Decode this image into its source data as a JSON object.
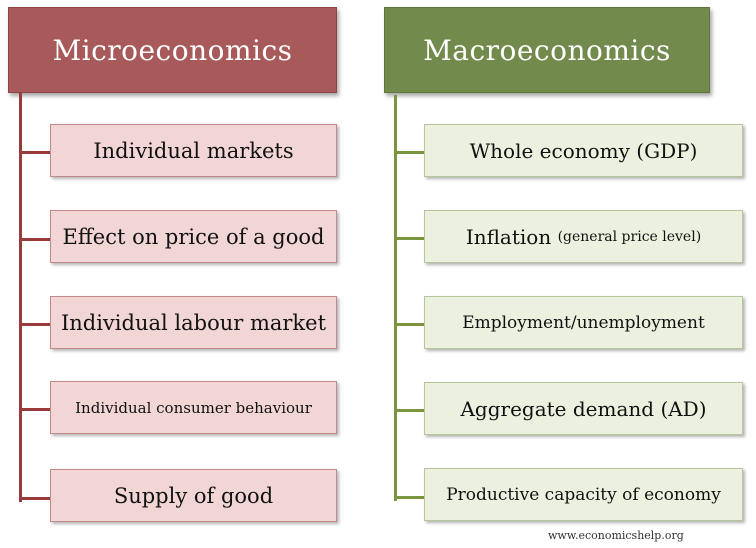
{
  "micro": {
    "title": "Microeconomics",
    "color": "#a85a5a",
    "items": [
      "Individual markets",
      "Effect on price of a good",
      "Individual labour market",
      "Individual consumer behaviour",
      "Supply of good"
    ]
  },
  "macro": {
    "title": "Macroeconomics",
    "color": "#728a4b",
    "items": [
      {
        "main": "Whole economy (GDP)",
        "sub": ""
      },
      {
        "main": "Inflation",
        "sub": "(general price level)"
      },
      {
        "main": "Employment/unemployment",
        "sub": ""
      },
      {
        "main": "Aggregate demand (AD)",
        "sub": ""
      },
      {
        "main": "Productive capacity of economy",
        "sub": ""
      }
    ]
  },
  "footer": {
    "watermark": "www.economicshelp.org"
  }
}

### Work required
Report every line in the data above in which the word "main" appears.

### Output of the task
        "main": "Whole economy (GDP)",
        "main": "Inflation",
        "main": "Employment/unemployment",
        "main": "Aggregate demand (AD)",
        "main": "Productive capacity of economy",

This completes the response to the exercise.